* Data supplied:
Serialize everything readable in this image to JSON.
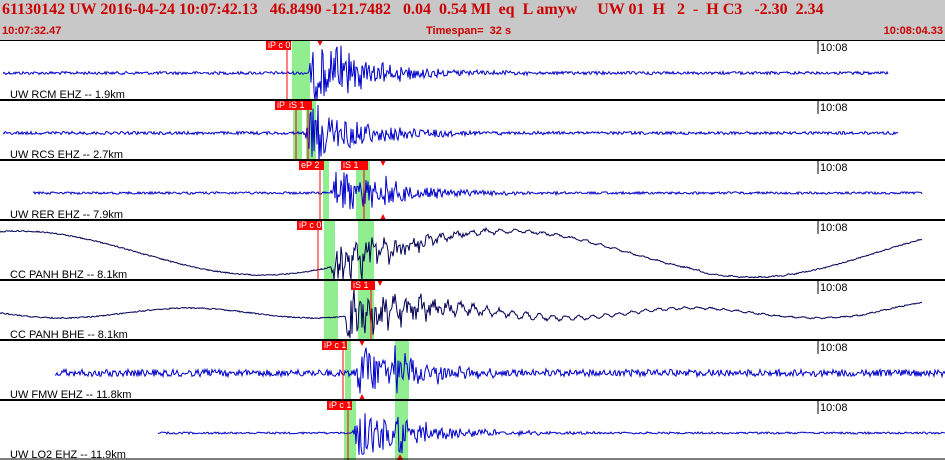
{
  "header": {
    "line": "61130142 UW 2016-04-24 10:07:42.13   46.8490 -121.7482   0.04  0.54 Ml  eq  L amyw     UW 01  H   2  -  H C3   -2.30  2.34",
    "start_time": "10:07:32.47",
    "timespan": "Timespan=  32 s",
    "end_time": "10:08:04.33"
  },
  "colors": {
    "header_bg": "#c8c8c8",
    "header_text": "#cc0000",
    "trace_uw": "#0000cc",
    "trace_cc": "#000055",
    "pick": "#ff0000",
    "window": "#90ee90"
  },
  "traces": [
    {
      "label": "UW RCM EHZ -- 1.9km",
      "time_mark": "10:08",
      "picks": [
        "iP c 0"
      ]
    },
    {
      "label": "UW RCS EHZ -- 2.7km",
      "time_mark": "10:08",
      "picks": [
        "iP",
        "iS 1"
      ]
    },
    {
      "label": "UW RER EHZ -- 7.9km",
      "time_mark": "10:08",
      "picks": [
        "eP 2",
        "iS 1"
      ]
    },
    {
      "label": "CC PANH BHZ -- 8.1km",
      "time_mark": "10:08",
      "picks": [
        "iP c 0"
      ]
    },
    {
      "label": "CC PANH BHE -- 8.1km",
      "time_mark": "10:08",
      "picks": [
        "iS 1"
      ]
    },
    {
      "label": "UW FMW EHZ -- 11.8km",
      "time_mark": "10:08",
      "picks": [
        "iP c 1"
      ]
    },
    {
      "label": "UW LO2 EHZ -- 11.9km",
      "time_mark": "10:08",
      "picks": [
        "iP c 1"
      ]
    }
  ]
}
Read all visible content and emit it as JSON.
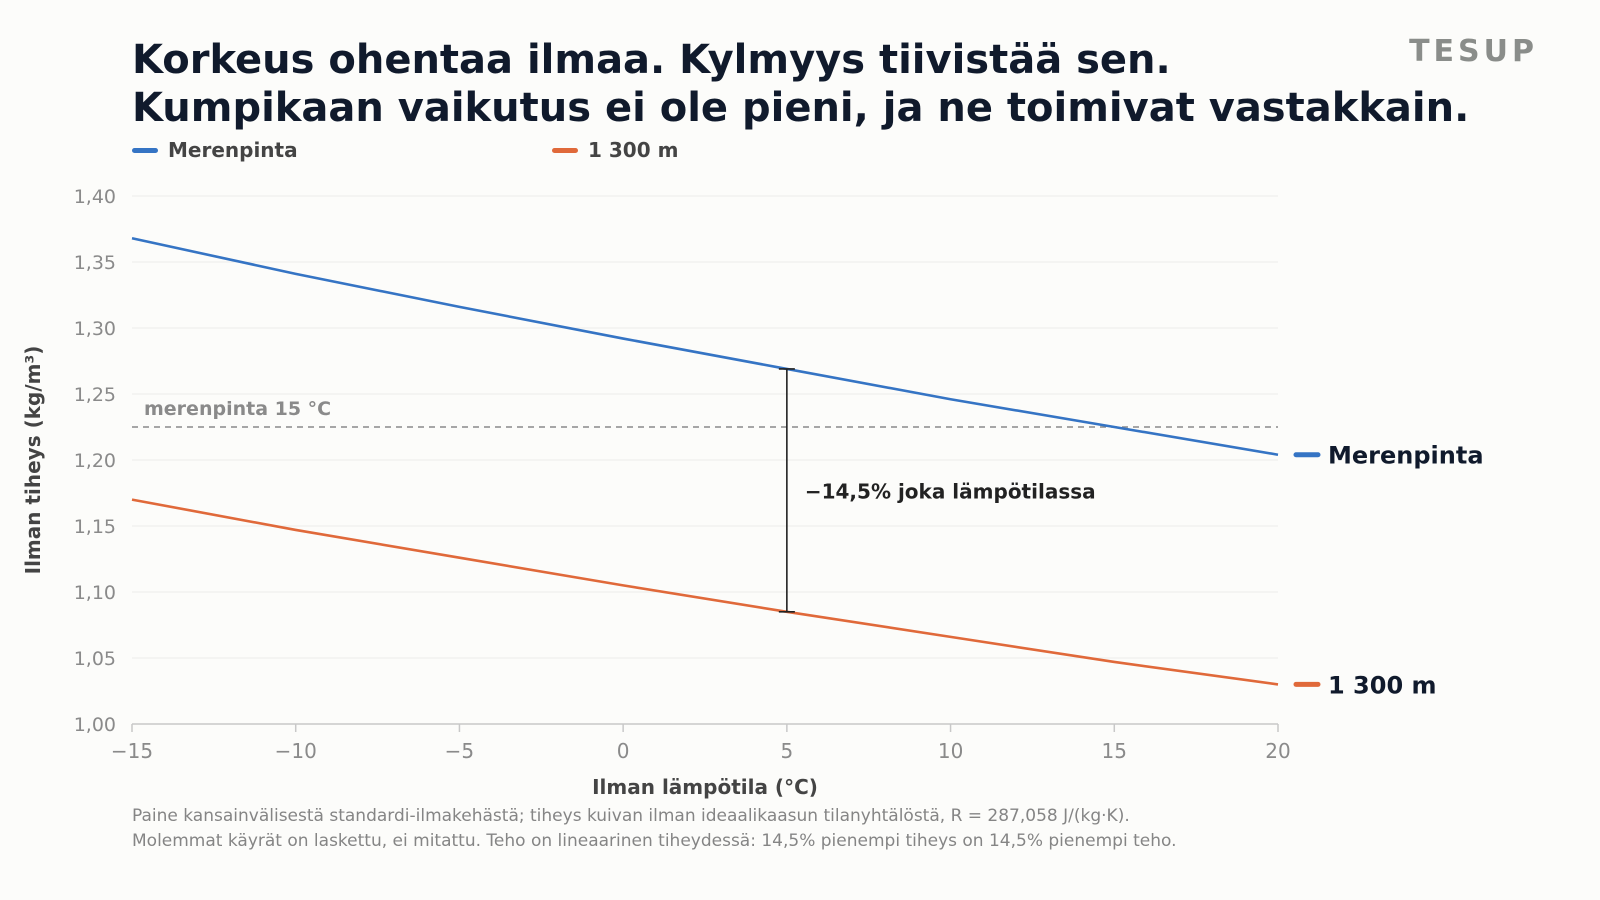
{
  "header": {
    "title_line1": "Korkeus ohentaa ilmaa. Kylmyys tiivistää sen.",
    "title_line2": "Kumpikaan vaikutus ei ole pieni, ja ne toimivat vastakkain.",
    "brand": "TESUP"
  },
  "footnote": {
    "line1": "Paine kansainvälisestä standardi-ilmakehästä; tiheys kuivan ilman ideaalikaasun tilanyhtälöstä, R = 287,058 J/(kg·K).",
    "line2": "Molemmat käyrät on laskettu, ei mitattu. Teho on lineaarinen tiheydessä: 14,5% pienempi tiheys on 14,5% pienempi teho."
  },
  "chart_data": {
    "type": "line",
    "xlabel": "Ilman lämpötila (°C)",
    "ylabel": "Ilman tiheys (kg/m³)",
    "xlim": [
      -15,
      20
    ],
    "ylim": [
      1.0,
      1.4
    ],
    "xticks": [
      -15,
      -10,
      -5,
      0,
      5,
      10,
      15,
      20
    ],
    "xtick_labels": [
      "−15",
      "−10",
      "−5",
      "0",
      "5",
      "10",
      "15",
      "20"
    ],
    "yticks": [
      1.0,
      1.05,
      1.1,
      1.15,
      1.2,
      1.25,
      1.3,
      1.35,
      1.4
    ],
    "ytick_labels": [
      "1,00",
      "1,05",
      "1,10",
      "1,15",
      "1,20",
      "1,25",
      "1,30",
      "1,35",
      "1,40"
    ],
    "grid": "horizontal",
    "legend_position": "top-left",
    "series": [
      {
        "name": "Merenpinta",
        "end_label": "Merenpinta",
        "color": "#3574c4",
        "x": [
          -15,
          -10,
          -5,
          0,
          5,
          10,
          15,
          20
        ],
        "y": [
          1.368,
          1.341,
          1.316,
          1.292,
          1.269,
          1.246,
          1.225,
          1.204
        ]
      },
      {
        "name": "1 300 m",
        "end_label": "1 300 m",
        "color": "#e0693a",
        "x": [
          -15,
          -10,
          -5,
          0,
          5,
          10,
          15,
          20
        ],
        "y": [
          1.17,
          1.147,
          1.126,
          1.105,
          1.085,
          1.066,
          1.047,
          1.03
        ]
      }
    ],
    "reference_line": {
      "y": 1.225,
      "label": "merenpinta 15 °C",
      "color": "#8a8a8a"
    },
    "annotation": {
      "x": 5,
      "y_top": 1.269,
      "y_bottom": 1.085,
      "label": "−14,5% joka lämpötilassa",
      "color": "#222222"
    }
  }
}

* Task objective: Reproduce the full listing above verbatim, with no pictures included.

* Task result:
Serialize everything readable in this image to JSON.
{
  "header": {
    "line": "61130142 UW 2016-04-24 10:07:42.13   46.8490 -121.7482   0.04  0.54 Ml  eq  L amyw     UW 01  H   2  -  H C3   -2.30  2.34",
    "start_time": "10:07:32.47",
    "timespan": "Timespan=  32 s",
    "end_time": "10:08:04.33"
  },
  "colors": {
    "header_bg": "#c8c8c8",
    "header_text": "#cc0000",
    "trace_uw": "#0000cc",
    "trace_cc": "#000055",
    "pick": "#ff0000",
    "window": "#90ee90"
  },
  "traces": [
    {
      "label": "UW RCM EHZ -- 1.9km",
      "time_mark": "10:08",
      "picks": [
        "iP c 0"
      ]
    },
    {
      "label": "UW RCS EHZ -- 2.7km",
      "time_mark": "10:08",
      "picks": [
        "iP",
        "iS 1"
      ]
    },
    {
      "label": "UW RER EHZ -- 7.9km",
      "time_mark": "10:08",
      "picks": [
        "eP 2",
        "iS 1"
      ]
    },
    {
      "label": "CC PANH BHZ -- 8.1km",
      "time_mark": "10:08",
      "picks": [
        "iP c 0"
      ]
    },
    {
      "label": "CC PANH BHE -- 8.1km",
      "time_mark": "10:08",
      "picks": [
        "iS 1"
      ]
    },
    {
      "label": "UW FMW EHZ -- 11.8km",
      "time_mark": "10:08",
      "picks": [
        "iP c 1"
      ]
    },
    {
      "label": "UW LO2 EHZ -- 11.9km",
      "time_mark": "10:08",
      "picks": [
        "iP c 1"
      ]
    }
  ]
}
Read all visible content and emit it as JSON.
{
  "header": {
    "title_line1": "Korkeus ohentaa ilmaa. Kylmyys tiivistää sen.",
    "title_line2": "Kumpikaan vaikutus ei ole pieni, ja ne toimivat vastakkain.",
    "brand": "TESUP"
  },
  "footnote": {
    "line1": "Paine kansainvälisestä standardi-ilmakehästä; tiheys kuivan ilman ideaalikaasun tilanyhtälöstä, R = 287,058 J/(kg·K).",
    "line2": "Molemmat käyrät on laskettu, ei mitattu. Teho on lineaarinen tiheydessä: 14,5% pienempi tiheys on 14,5% pienempi teho."
  },
  "chart_data": {
    "type": "line",
    "xlabel": "Ilman lämpötila (°C)",
    "ylabel": "Ilman tiheys (kg/m³)",
    "xlim": [
      -15,
      20
    ],
    "ylim": [
      1.0,
      1.4
    ],
    "xticks": [
      -15,
      -10,
      -5,
      0,
      5,
      10,
      15,
      20
    ],
    "xtick_labels": [
      "−15",
      "−10",
      "−5",
      "0",
      "5",
      "10",
      "15",
      "20"
    ],
    "yticks": [
      1.0,
      1.05,
      1.1,
      1.15,
      1.2,
      1.25,
      1.3,
      1.35,
      1.4
    ],
    "ytick_labels": [
      "1,00",
      "1,05",
      "1,10",
      "1,15",
      "1,20",
      "1,25",
      "1,30",
      "1,35",
      "1,40"
    ],
    "grid": "horizontal",
    "legend_position": "top-left",
    "series": [
      {
        "name": "Merenpinta",
        "end_label": "Merenpinta",
        "color": "#3574c4",
        "x": [
          -15,
          -10,
          -5,
          0,
          5,
          10,
          15,
          20
        ],
        "y": [
          1.368,
          1.341,
          1.316,
          1.292,
          1.269,
          1.246,
          1.225,
          1.204
        ]
      },
      {
        "name": "1 300 m",
        "end_label": "1 300 m",
        "color": "#e0693a",
        "x": [
          -15,
          -10,
          -5,
          0,
          5,
          10,
          15,
          20
        ],
        "y": [
          1.17,
          1.147,
          1.126,
          1.105,
          1.085,
          1.066,
          1.047,
          1.03
        ]
      }
    ],
    "reference_line": {
      "y": 1.225,
      "label": "merenpinta 15 °C",
      "color": "#8a8a8a"
    },
    "annotation": {
      "x": 5,
      "y_top": 1.269,
      "y_bottom": 1.085,
      "label": "−14,5% joka lämpötilassa",
      "color": "#222222"
    }
  }
}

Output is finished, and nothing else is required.